EXERCISE TASK:
Retype all of the entries word for word.

PROVIDED ENTRIES:
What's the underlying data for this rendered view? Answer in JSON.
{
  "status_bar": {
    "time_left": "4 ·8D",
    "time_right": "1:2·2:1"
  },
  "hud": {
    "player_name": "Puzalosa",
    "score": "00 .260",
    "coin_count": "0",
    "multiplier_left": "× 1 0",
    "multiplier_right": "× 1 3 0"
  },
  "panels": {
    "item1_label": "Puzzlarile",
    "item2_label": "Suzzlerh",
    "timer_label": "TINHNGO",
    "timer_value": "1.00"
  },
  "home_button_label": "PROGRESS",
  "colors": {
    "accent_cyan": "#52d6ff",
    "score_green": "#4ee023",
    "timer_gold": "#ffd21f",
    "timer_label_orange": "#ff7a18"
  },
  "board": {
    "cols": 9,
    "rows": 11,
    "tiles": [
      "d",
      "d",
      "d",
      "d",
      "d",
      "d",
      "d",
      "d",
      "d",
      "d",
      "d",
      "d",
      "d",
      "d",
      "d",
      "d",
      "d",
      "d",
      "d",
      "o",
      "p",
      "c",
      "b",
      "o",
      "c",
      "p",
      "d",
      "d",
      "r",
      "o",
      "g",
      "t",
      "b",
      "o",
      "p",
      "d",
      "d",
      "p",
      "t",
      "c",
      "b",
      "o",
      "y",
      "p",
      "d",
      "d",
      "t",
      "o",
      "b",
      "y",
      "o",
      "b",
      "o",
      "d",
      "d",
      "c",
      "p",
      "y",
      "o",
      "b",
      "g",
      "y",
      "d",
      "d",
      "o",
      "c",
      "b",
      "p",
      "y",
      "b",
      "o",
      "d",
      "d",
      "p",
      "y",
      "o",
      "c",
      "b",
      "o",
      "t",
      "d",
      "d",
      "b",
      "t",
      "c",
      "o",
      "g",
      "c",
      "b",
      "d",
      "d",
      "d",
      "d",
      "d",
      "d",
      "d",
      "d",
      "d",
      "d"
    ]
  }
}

PROBLEM SOLUTION:
What's the underlying data for this rendered view? Answer in JSON.
{
  "status_bar": {
    "time_left": "4 ·8D",
    "time_right": "1:2·2:1"
  },
  "hud": {
    "player_name": "Puzalosa",
    "score": "00 .260",
    "coin_count": "0",
    "multiplier_left": "× 1 0",
    "multiplier_right": "× 1 3 0"
  },
  "panels": {
    "item1_label": "Puzzlarile",
    "item2_label": "Suzzlerh",
    "timer_label": "TINHNGO",
    "timer_value": "1.00"
  },
  "home_button_label": "PROGRESS",
  "colors": {
    "accent_cyan": "#52d6ff",
    "score_green": "#4ee023",
    "timer_gold": "#ffd21f",
    "timer_label_orange": "#ff7a18"
  },
  "board": {
    "cols": 9,
    "rows": 11,
    "tiles": [
      "d",
      "d",
      "d",
      "d",
      "d",
      "d",
      "d",
      "d",
      "d",
      "d",
      "d",
      "d",
      "d",
      "d",
      "d",
      "d",
      "d",
      "d",
      "d",
      "o",
      "p",
      "c",
      "b",
      "o",
      "c",
      "p",
      "d",
      "d",
      "r",
      "o",
      "g",
      "t",
      "b",
      "o",
      "p",
      "d",
      "d",
      "p",
      "t",
      "c",
      "b",
      "o",
      "y",
      "p",
      "d",
      "d",
      "t",
      "o",
      "b",
      "y",
      "o",
      "b",
      "o",
      "d",
      "d",
      "c",
      "p",
      "y",
      "o",
      "b",
      "g",
      "y",
      "d",
      "d",
      "o",
      "c",
      "b",
      "p",
      "y",
      "b",
      "o",
      "d",
      "d",
      "p",
      "y",
      "o",
      "c",
      "b",
      "o",
      "t",
      "d",
      "d",
      "b",
      "t",
      "c",
      "o",
      "g",
      "c",
      "b",
      "d",
      "d",
      "d",
      "d",
      "d",
      "d",
      "d",
      "d",
      "d",
      "d"
    ]
  }
}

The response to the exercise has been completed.